One of the nice aspects of the Radeon HD 7750 is the fact that AMD's excellent video post processing capabilities with respect to deinterlacing, cadence detection and noise reduction are carried over from the previous efforts without the introduction of any bugs. As such, deinterlacing is of the same quality as before, and we felt that there was no necessity to repeat screenshots very similar to what we already provided in our previous Llano HTPC review.

3D works very well, and is even more seamless compared to NVIDIA's implementation. I don't play 3D games, and my only interest from a HTPC perspective is playing back 3D Blu-rays. I found that simply clicking on the 3D icon in PowerDVD shifted my VSC-32 / Sony KDL46EX720 into 3D mode. There was no need to explicitly set up the 3D display as I had to do with the NVIDIA cards. This might be a drawback for people doing 3D gaming, but for 3D media watching this is as simple as it could be.

It is not that the 7750 is without its faults. For all practical open source software purposes, MPEG-4 decode acceleration is absent even though it is a feature of UVD3. The Catalyst 10.4 release notes promised support for H.264 L5.1 stream decoding. However, consumers soon discovered that enabling DXVA decode for 4K clips often ended up in a BSOD. AMD has quietly slipped this under the radar, and now officially states that 4K decode is not officially supported for the time being, however this appears to be a matter of validation rather than hardware limitations. That said, we did see that trying to decode a 4K clip now no longer results in a hard BSOD.

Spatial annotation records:
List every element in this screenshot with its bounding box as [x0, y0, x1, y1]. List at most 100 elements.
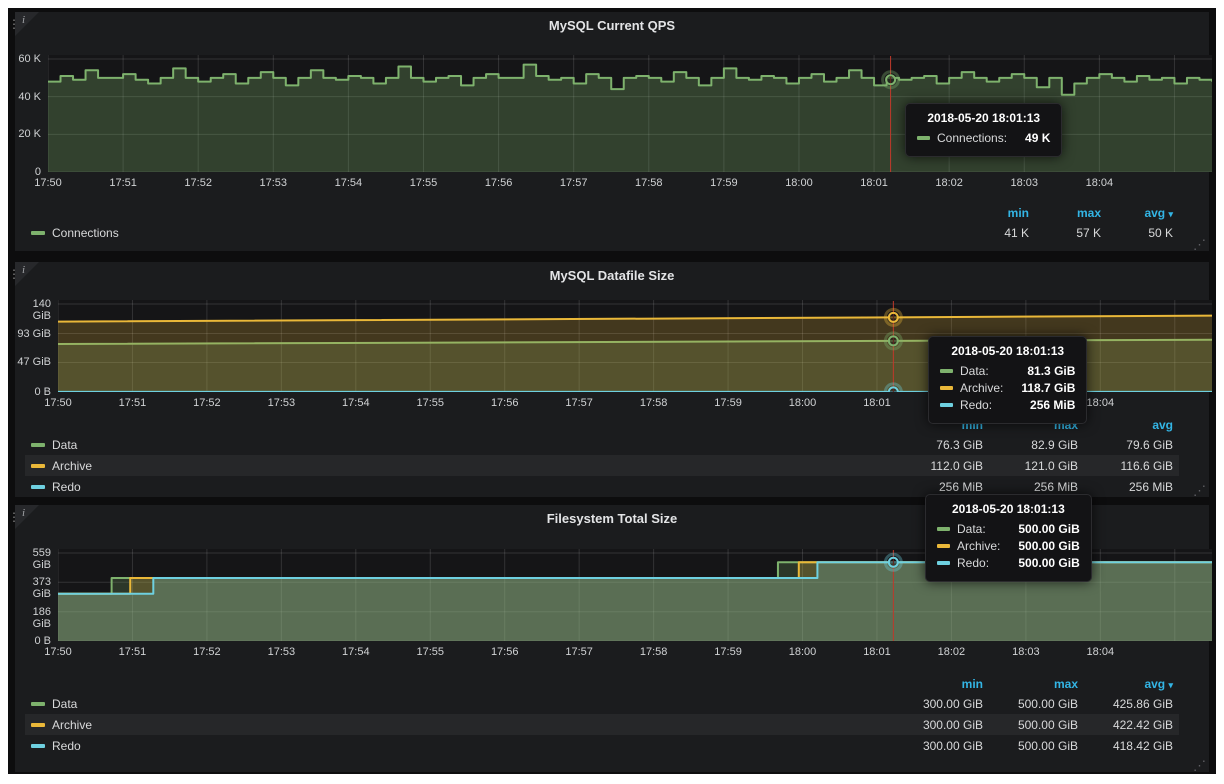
- legend-min-value: 41 K: [957, 226, 1029, 240]
- series-color-dash: [937, 561, 950, 565]
- x-axis-tick-label: 17:54: [324, 177, 372, 189]
- grafana-dashboard: ⋮ ⋮ ⋮ i MySQL Current QPS min max avg ▾ …: [8, 8, 1216, 774]
- legend-header-min[interactable]: min: [888, 677, 983, 691]
- legend-table: min max avg Data 76.3 GiB 82.9 GiB 79.6 …: [25, 416, 1179, 497]
- x-axis-tick-label: 18:02: [927, 646, 975, 658]
- panel-resize-handle-icon[interactable]: ⋰: [1193, 239, 1206, 251]
- y-axis-tick-label: 60 K: [15, 53, 41, 65]
- legend-header-max[interactable]: max: [983, 677, 1078, 691]
- row-drag-handle-icon[interactable]: ⋮: [8, 20, 15, 28]
- x-axis-tick-label: 18:03: [1000, 177, 1048, 189]
- legend-label[interactable]: Data: [52, 697, 77, 711]
- tooltip-filesystem-size: 2018-05-20 18:01:13 Data: 500.00 GiB Arc…: [925, 494, 1092, 582]
- legend-label[interactable]: Archive: [52, 718, 92, 732]
- series-color-dash: [940, 403, 953, 407]
- tooltip-timestamp: 2018-05-20 18:01:13: [940, 344, 1075, 358]
- x-axis-tick-label: 17:53: [249, 177, 297, 189]
- x-axis-tick-label: 17:55: [406, 646, 454, 658]
- x-axis-tick-label: 18:01: [853, 646, 901, 658]
- y-axis-tick-label: 559 GiB: [15, 547, 51, 571]
- y-axis-tick-label: 373 GiB: [15, 576, 51, 600]
- tooltip-qps: 2018-05-20 18:01:13 Connections: 49 K: [905, 103, 1062, 157]
- legend-label[interactable]: Connections: [52, 226, 119, 240]
- legend-label[interactable]: Redo: [52, 480, 81, 494]
- legend-min-value: 300.00 GiB: [888, 739, 983, 753]
- tooltip-series-value: 500.00 GiB: [1000, 539, 1079, 553]
- info-icon[interactable]: i: [22, 264, 25, 276]
- x-axis-tick-label: 17:58: [625, 177, 673, 189]
- legend-min-value: 76.3 GiB: [888, 438, 983, 452]
- x-axis-tick-label: 18:02: [925, 177, 973, 189]
- legend-row-archive: Archive 300.00 GiB 500.00 GiB 422.42 GiB: [25, 714, 1179, 735]
- x-axis-tick-label: 17:52: [183, 397, 231, 409]
- series-color-dash: [31, 485, 45, 489]
- legend-max-value: 57 K: [1029, 226, 1101, 240]
- x-axis-tick-label: 17:57: [555, 646, 603, 658]
- legend-row-archive: Archive 112.0 GiB 121.0 GiB 116.6 GiB: [25, 455, 1179, 476]
- info-icon[interactable]: i: [22, 14, 25, 26]
- x-axis-tick-label: 17:50: [34, 646, 82, 658]
- legend-min-value: 300.00 GiB: [888, 697, 983, 711]
- x-axis-tick-label: 18:01: [850, 177, 898, 189]
- legend-header-min[interactable]: min: [957, 206, 1029, 220]
- row-drag-handle-icon[interactable]: ⋮: [8, 513, 15, 521]
- series-color-dash: [31, 702, 45, 706]
- x-axis-tick-label: 17:52: [183, 646, 231, 658]
- panel-resize-handle-icon[interactable]: ⋰: [1193, 760, 1206, 772]
- legend-max-value: 500.00 GiB: [983, 697, 1078, 711]
- legend-label[interactable]: Redo: [52, 739, 81, 753]
- x-axis-tick-label: 17:53: [257, 397, 305, 409]
- x-axis-tick-label: 17:51: [108, 646, 156, 658]
- x-axis-tick-label: 17:59: [700, 177, 748, 189]
- legend-label[interactable]: Archive: [52, 459, 92, 473]
- x-axis-tick-label: 17:56: [481, 646, 529, 658]
- legend-avg-value: 422.42 GiB: [1078, 718, 1173, 732]
- x-axis-tick-label: 17:58: [630, 397, 678, 409]
- legend-header-max[interactable]: max: [1029, 206, 1101, 220]
- panel-title[interactable]: MySQL Current QPS: [15, 18, 1209, 33]
- tooltip-series-label: Redo:: [957, 556, 989, 570]
- panel-resize-handle-icon[interactable]: ⋰: [1193, 485, 1206, 497]
- legend-row-data: Data 300.00 GiB 500.00 GiB 425.86 GiB: [25, 693, 1179, 714]
- x-axis-tick-label: 17:53: [257, 646, 305, 658]
- y-axis-tick-label: 20 K: [15, 128, 41, 140]
- legend-table: min max avg ▾ Data 300.00 GiB 500.00 GiB…: [25, 675, 1179, 756]
- legend-label[interactable]: Data: [52, 438, 77, 452]
- tooltip-series-label: Connections:: [937, 131, 1007, 145]
- x-axis-tick-label: 18:00: [779, 646, 827, 658]
- chevron-down-icon: ▾: [1168, 680, 1173, 690]
- row-drag-handle-icon[interactable]: ⋮: [8, 270, 15, 278]
- y-axis-tick-label: 93 GiB: [15, 328, 51, 340]
- panel-title[interactable]: MySQL Datafile Size: [15, 268, 1209, 283]
- legend-max-value: 500.00 GiB: [983, 739, 1078, 753]
- chevron-down-icon: ▾: [1168, 209, 1173, 219]
- x-axis-tick-label: 17:54: [332, 646, 380, 658]
- series-color-dash: [31, 723, 45, 727]
- legend-header-avg[interactable]: avg ▾: [1078, 677, 1173, 691]
- legend-avg-value: 418.42 GiB: [1078, 739, 1173, 753]
- crosshair-marker: [889, 336, 898, 345]
- tooltip-series-value: 500.00 GiB: [1000, 556, 1079, 570]
- tooltip-series-label: Data:: [960, 364, 989, 378]
- x-axis-tick-label: 17:59: [704, 646, 752, 658]
- x-axis-tick-label: 18:04: [1075, 177, 1123, 189]
- x-axis-tick-label: 17:51: [108, 397, 156, 409]
- legend-min-value: 300.00 GiB: [888, 718, 983, 732]
- info-icon[interactable]: i: [22, 507, 25, 519]
- y-axis-tick-label: 47 GiB: [15, 356, 51, 368]
- y-axis-tick-label: 40 K: [15, 91, 41, 103]
- legend-min-value: 112.0 GiB: [888, 459, 983, 473]
- series-color-dash: [31, 744, 45, 748]
- tooltip-series-label: Data:: [957, 522, 986, 536]
- legend-header-avg[interactable]: avg: [1078, 418, 1173, 432]
- legend-max-value: 500.00 GiB: [983, 718, 1078, 732]
- legend-row-redo: Redo 300.00 GiB 500.00 GiB 418.42 GiB: [25, 735, 1179, 756]
- legend-max-value: 256 MiB: [983, 480, 1078, 494]
- x-axis-tick-label: 18:00: [775, 177, 823, 189]
- series-color-dash: [940, 369, 953, 373]
- series-color-dash: [917, 136, 930, 140]
- legend-header-avg[interactable]: avg ▾: [1101, 206, 1173, 220]
- y-axis-tick-label: 186 GiB: [15, 606, 51, 630]
- series-color-dash: [31, 231, 45, 235]
- crosshair-marker: [886, 75, 895, 84]
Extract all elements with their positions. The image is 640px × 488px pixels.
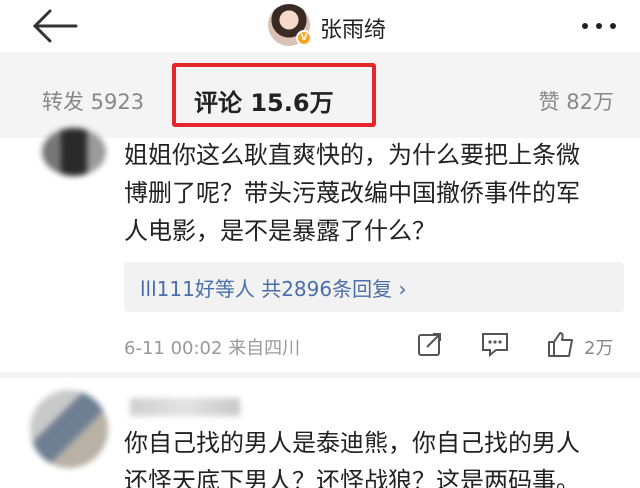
v-badge-icon: V (296, 30, 312, 46)
tab-repost[interactable]: 转发 5923 (42, 86, 144, 116)
reply-summary-label: lll111好等人 共2896条回复 › (140, 277, 407, 301)
stats-bar: 转发 5923 评论 15.6万 赞 82万 (0, 52, 640, 138)
comment-line: 你自己找的男人是泰迪熊，你自己找的男人 (124, 429, 580, 457)
comment-text: 姐姐你这么耿直爽快的，为什么要把上条微 博删了呢？带头污蔑改编中国撤侨事件的军 … (124, 136, 624, 250)
tab-comment[interactable]: 评论 15.6万 (194, 83, 334, 118)
comment-line: 博删了呢？带头污蔑改编中国撤侨事件的军 (124, 179, 580, 207)
username-blurred[interactable] (130, 398, 240, 416)
avatar[interactable] (42, 128, 106, 176)
tab-like[interactable]: 赞 82万 (539, 86, 614, 116)
avatar[interactable] (30, 390, 108, 468)
reply-summary-button[interactable]: lll111好等人 共2896条回复 › (124, 262, 624, 312)
page-title[interactable]: 张雨绮 (320, 12, 386, 44)
comment-icon[interactable] (480, 330, 510, 362)
share-icon[interactable] (416, 330, 444, 362)
like-count: 2万 (584, 338, 614, 359)
thumbs-up-icon[interactable] (546, 330, 576, 362)
comment-meta: 6-11 00:02 来自四川 (124, 338, 301, 359)
top-bar: V 张雨绮 (0, 0, 640, 52)
more-dots-icon[interactable] (578, 18, 622, 34)
divider (0, 372, 640, 378)
arrow-left-icon (32, 9, 78, 43)
back-button[interactable] (30, 8, 80, 44)
comment-line: 姐姐你这么耿直爽快的，为什么要把上条微 (124, 141, 580, 169)
comment-line: 还怪天底下男人？还怪战狼？这是两码事。 (124, 467, 580, 488)
comment-line: 人电影，是不是暴露了什么？ (124, 217, 436, 245)
comment-text: 你自己找的男人是泰迪熊，你自己找的男人 还怪天底下男人？还怪战狼？这是两码事。 (124, 424, 624, 488)
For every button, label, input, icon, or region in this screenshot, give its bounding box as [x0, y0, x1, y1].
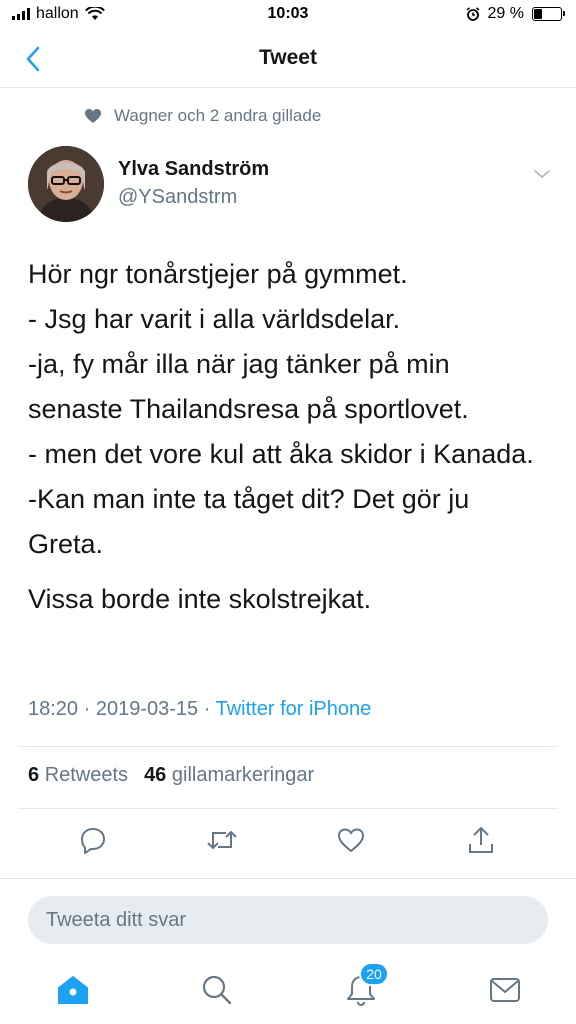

#### [Set task A]
In the Radeon HD 7750 review text, what happened when the 3D icon in PowerDVD was clicked?
#### [Set task B]
Write the next part of the Radeon HD 7750 review text, starting after its last sentence.

#### [Task answer A]
It shifted the VSC-32 / Sony KDL46EX720 into 3D mode.

#### [Task answer B]
The 7750 also has support for HDMI 1.4a's full specifications. This means that the GPU can drive resolutions of up to 4096x2160 at 24 fps and 3840x2160 at 30 fps over a single HDMI port! I am currently aware of only one HDMI sink supporting this over a single HDMI link, namely, the Sony VPL-VW1000ES projector. Users on AVSForum are already reporting success with driving 4K over a single HDMI link using the Radeon HD 7970, and I expect the 7750 to have no issues either. That said, if we do get access to this projector system, the 7750 will be one of the first HDMI sources to get connected to it.

I recently set up a 2x2 Eyefinity system using the 7950 to drive QFHD videos onto the displays. I was very impressed with the quality and ease of setup. Frankly, I am more excited about 4K compared to what I felt about 3D when manufacturers were trying to push that down the throat of the consumers. In my opinion, 4K (QFHD) with 2x2 23" 1080p thin bezel monitors will become a very cost effective solution for those looking at 4K for the desktop. In that respect, it is a bit disappointing that the 7750 we tested today can't drive four displays without a DisplayPort MST hub.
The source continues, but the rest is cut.